Data for this task.
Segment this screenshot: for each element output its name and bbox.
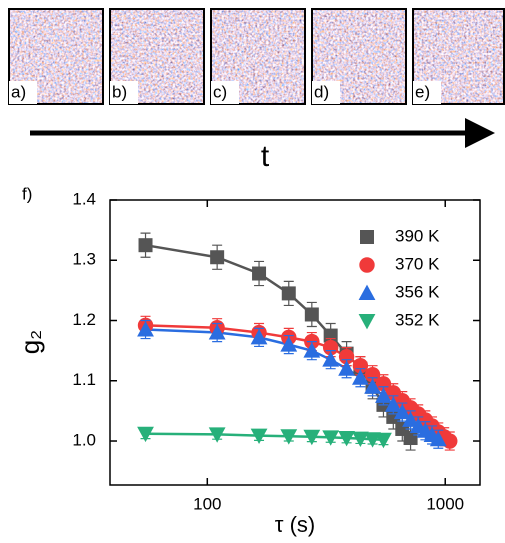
marker [210,250,225,265]
panel-label: b) [112,82,127,101]
legend-marker [358,314,376,330]
marker [208,427,226,443]
marker [322,430,340,446]
marker [351,431,369,448]
marker [351,369,369,385]
panel-label-box [211,81,239,104]
y-tick-label: 1.4 [72,189,96,208]
marker [384,396,402,412]
legend-label: 370 K [395,254,440,273]
panel-label-box [312,81,340,104]
marker [375,432,392,449]
legend-label: 356 K [395,282,440,301]
marker [303,429,321,446]
marker [208,324,226,340]
snapshot-frame [210,8,306,105]
snapshot-frame [8,8,104,105]
marker [303,342,321,358]
y-tick-label: 1.1 [72,370,96,389]
marker [393,403,411,420]
marker [280,336,298,352]
marker [442,433,458,449]
panels: a) b) c) d) e) [8,8,505,105]
marker [375,387,392,403]
x-tick-label: 100 [193,494,221,513]
legend-label: 390 K [395,226,440,245]
legend-marker [360,230,374,244]
marker [352,357,369,374]
y-axis-label: g₂ [15,330,45,355]
plot: 1.0 1.1 1.2 1.3 1.4 100 1000 390 K 370 K 356 K 352… [72,189,481,513]
marker [250,328,268,345]
panel-label: f) [22,184,32,203]
marker [364,367,381,383]
x-axis-label: τ (s) [275,512,315,537]
marker [252,266,267,281]
marker [403,431,418,446]
marker [137,321,154,337]
marker [364,378,381,394]
marker [138,238,153,253]
marker [364,432,381,448]
panel-label-box [413,81,441,104]
x-tick-label: 1000 [426,494,464,513]
panel-label-box [110,81,138,104]
fit-line [145,432,384,442]
marker [281,286,296,301]
y-tick-label: 1.2 [72,310,96,329]
marker [322,351,340,367]
legend-label: 352 K [395,310,440,329]
y-tick-label: 1.3 [72,250,96,269]
marker [137,426,154,443]
marker [402,411,419,427]
marker [280,429,298,445]
panel-label: c) [213,82,227,101]
arrow-label: t [261,140,270,173]
marker [338,348,355,365]
marker [429,430,447,447]
plot-frame [109,199,481,486]
marker [375,376,392,392]
marker [338,360,355,376]
legend-marker [359,257,375,273]
panel-label-box [9,81,37,104]
panel-label: e) [415,82,430,101]
snapshot-frame [109,8,205,105]
snapshot-frame [311,8,407,105]
panel-label: a) [11,82,26,101]
marker [322,339,339,356]
snapshot-frame [412,8,505,105]
marker [304,307,319,322]
panel-label: d) [314,82,329,101]
marker [250,428,268,444]
legend-marker [358,284,376,300]
y-tick-label: 1.0 [72,430,96,449]
marker [338,431,355,447]
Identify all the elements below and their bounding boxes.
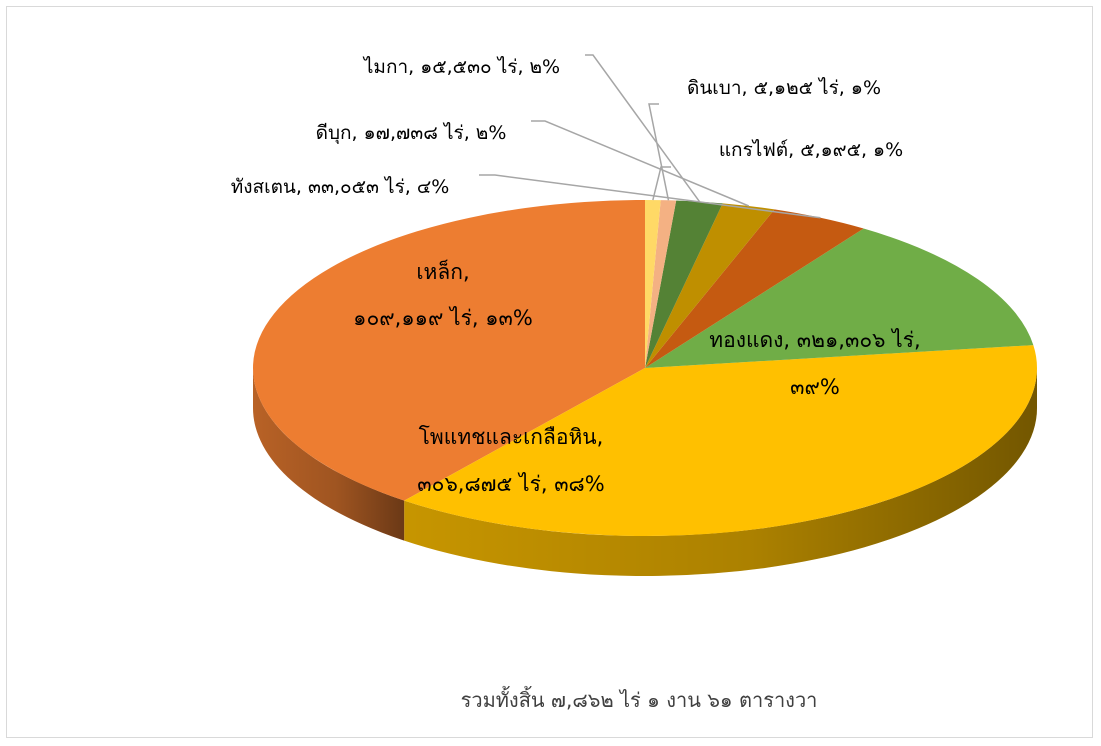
- data-label-iron: เหล็ก,: [416, 258, 469, 284]
- pie-slice-side-shade: [404, 368, 1037, 576]
- leader-diatomite: [648, 103, 670, 201]
- leader-tungsten: [479, 174, 821, 219]
- data-label-copper-pct: ๓๙%: [790, 375, 840, 399]
- data-label-tungsten: ทังสเตน, ๓๓,๐๕๓ ไร่, ๔%: [231, 176, 450, 198]
- pie-slice-side-shade: [253, 368, 405, 541]
- total-caption: รวมทั้งสิ้น ๗,๘๖๒ ไร่ ๑ งาน ๖๑ ตารางวา: [461, 686, 818, 712]
- data-label-tin: ดีบุก, ๑๗,๗๓๘ ไร่, ๒%: [316, 122, 507, 145]
- data-label-mica: ไมกา, ๑๕,๕๓๐ ไร่, ๒%: [362, 56, 560, 78]
- data-label-graphite: แกรไฟต์, ๕,๑๙๕, ๑%: [719, 139, 903, 161]
- pie-slice-3: [645, 228, 1034, 368]
- pie-chart: ทองแดง, ๓๒๑,๓๐๖ ไร่, ๓๙% โพแทชและเกลือหิน,…: [231, 54, 1037, 712]
- chart-frame: ทองแดง, ๓๒๑,๓๐๖ ไร่, ๓๙% โพแทชและเกลือหิน,…: [6, 6, 1093, 738]
- pie-top-faces: [253, 200, 1037, 536]
- data-label-iron-pct: ๑๐๙,๑๑๙ ไร่, ๑๓%: [353, 306, 533, 330]
- leader-graphite: [652, 166, 671, 201]
- pie-slice-7: [645, 200, 677, 368]
- data-label-potash-pct: ๓๐๖,๘๗๕ ไร่, ๓๘%: [417, 472, 604, 496]
- data-label-diatomite: ดินเบา, ๕,๑๒๕ ไร่, ๑%: [687, 77, 881, 99]
- pie-slice-2: [404, 345, 1037, 536]
- data-labels: ทองแดง, ๓๒๑,๓๐๖ ไร่, ๓๙% โพแทชและเกลือหิน,…: [231, 56, 921, 496]
- pie-slice-5: [645, 203, 775, 368]
- leader-mica: [585, 54, 701, 203]
- data-label-copper: ทองแดง, ๓๒๑,๓๐๖ ไร่,: [709, 328, 920, 352]
- pie-slice-8: [645, 200, 661, 368]
- pie-slice-1: [253, 200, 645, 501]
- pie-slice-6: [645, 200, 723, 368]
- leader-lines: [479, 54, 821, 219]
- data-label-potash: โพแทชและเกลือหิน,: [419, 425, 604, 449]
- pie-side-walls: [253, 368, 1037, 576]
- pie-slice-4: [645, 209, 864, 368]
- leader-tin: [531, 120, 750, 207]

Given request.
Could you copy all of the material above line for line, without changing anything, and leave the pictures out?

Solved exercise.
Segment this screenshot: for each element output its name and bbox.
marker [210,250,225,265]
panel-label: b) [112,82,127,101]
legend-marker [358,314,376,330]
marker [208,427,226,443]
marker [322,430,340,446]
marker [351,431,369,448]
marker [351,369,369,385]
panel-label-box [211,81,239,104]
y-tick-label: 1.4 [72,189,96,208]
marker [384,396,402,412]
legend-label: 370 K [395,254,440,273]
panel-label-box [312,81,340,104]
marker [375,432,392,449]
legend-label: 356 K [395,282,440,301]
marker [303,429,321,446]
marker [208,324,226,340]
snapshot-frame [210,8,306,105]
snapshot-frame [8,8,104,105]
marker [303,342,321,358]
y-tick-label: 1.1 [72,370,96,389]
marker [393,403,411,420]
marker [280,336,298,352]
marker [442,433,458,449]
panels: a) b) c) d) e) [8,8,505,105]
marker [375,387,392,403]
x-tick-label: 100 [193,494,221,513]
legend-label: 390 K [395,226,440,245]
legend-marker [360,230,374,244]
marker [352,357,369,374]
y-axis-label: g₂ [15,330,45,355]
plot: 1.0 1.1 1.2 1.3 1.4 100 1000 390 K 370 K 356 K 352… [72,189,481,513]
marker [250,328,268,345]
panel-label: f) [22,184,32,203]
marker [364,367,381,383]
x-axis-label: τ (s) [275,512,315,537]
marker [252,266,267,281]
marker [403,431,418,446]
marker [137,321,154,337]
marker [364,378,381,394]
marker [138,238,153,253]
marker [364,432,381,448]
panel-label-box [413,81,441,104]
x-tick-label: 1000 [426,494,464,513]
panel-label-box [110,81,138,104]
fit-line [145,432,384,442]
marker [281,286,296,301]
y-tick-label: 1.2 [72,310,96,329]
marker [322,351,340,367]
legend-label: 352 K [395,310,440,329]
y-tick-label: 1.3 [72,250,96,269]
marker [137,426,154,443]
marker [402,411,419,427]
marker [280,429,298,445]
panel-label: c) [213,82,227,101]
arrow-label: t [261,140,270,173]
marker [338,348,355,365]
marker [429,430,447,447]
plot-frame [109,199,481,486]
marker [375,376,392,392]
marker [338,360,355,376]
legend-marker [359,257,375,273]
panel-label-box [9,81,37,104]
panel-label: e) [415,82,430,101]
snapshot-frame [109,8,205,105]
snapshot-frame [311,8,407,105]
panel-label: a) [11,82,26,101]
marker [322,339,339,356]
snapshot-frame [412,8,505,105]
marker [304,307,319,322]
panel-label: d) [314,82,329,101]
marker [250,428,268,444]
legend-marker [358,284,376,300]
y-tick-label: 1.0 [72,430,96,449]
marker [338,431,355,447]
Identify all the elements below and their bounding boxes.
- data-label-iron: เหล็ก,: [416, 258, 469, 284]
- pie-slice-side-shade: [404, 368, 1037, 576]
- leader-diatomite: [648, 103, 670, 201]
- leader-tungsten: [479, 174, 821, 219]
- data-label-copper-pct: ๓๙%: [790, 375, 840, 399]
- data-label-tungsten: ทังสเตน, ๓๓,๐๕๓ ไร่, ๔%: [231, 176, 450, 198]
- pie-slice-side-shade: [253, 368, 405, 541]
- total-caption: รวมทั้งสิ้น ๗,๘๖๒ ไร่ ๑ งาน ๖๑ ตารางวา: [461, 686, 818, 712]
- data-label-tin: ดีบุก, ๑๗,๗๓๘ ไร่, ๒%: [316, 122, 507, 145]
- data-label-mica: ไมกา, ๑๕,๕๓๐ ไร่, ๒%: [362, 56, 560, 78]
- data-label-graphite: แกรไฟต์, ๕,๑๙๕, ๑%: [719, 139, 903, 161]
- pie-slice-3: [645, 228, 1034, 368]
- pie-chart: ทองแดง, ๓๒๑,๓๐๖ ไร่, ๓๙% โพแทชและเกลือหิน,…: [231, 54, 1037, 712]
- chart-frame: ทองแดง, ๓๒๑,๓๐๖ ไร่, ๓๙% โพแทชและเกลือหิน,…: [6, 6, 1093, 738]
- pie-top-faces: [253, 200, 1037, 536]
- data-label-iron-pct: ๑๐๙,๑๑๙ ไร่, ๑๓%: [353, 306, 533, 330]
- leader-graphite: [652, 166, 671, 201]
- pie-slice-7: [645, 200, 677, 368]
- data-label-potash-pct: ๓๐๖,๘๗๕ ไร่, ๓๘%: [417, 472, 604, 496]
- data-label-diatomite: ดินเบา, ๕,๑๒๕ ไร่, ๑%: [687, 77, 881, 99]
- pie-slice-2: [404, 345, 1037, 536]
- data-labels: ทองแดง, ๓๒๑,๓๐๖ ไร่, ๓๙% โพแทชและเกลือหิน,…: [231, 56, 921, 496]
- pie-slice-5: [645, 203, 775, 368]
- leader-mica: [585, 54, 701, 203]
- data-label-copper: ทองแดง, ๓๒๑,๓๐๖ ไร่,: [709, 328, 920, 352]
- pie-slice-8: [645, 200, 661, 368]
- pie-slice-1: [253, 200, 645, 501]
- pie-slice-6: [645, 200, 723, 368]
- leader-lines: [479, 54, 821, 219]
- data-label-potash: โพแทชและเกลือหิน,: [419, 425, 604, 449]
- pie-side-walls: [253, 368, 1037, 576]
- pie-slice-4: [645, 209, 864, 368]
- leader-tin: [531, 120, 750, 207]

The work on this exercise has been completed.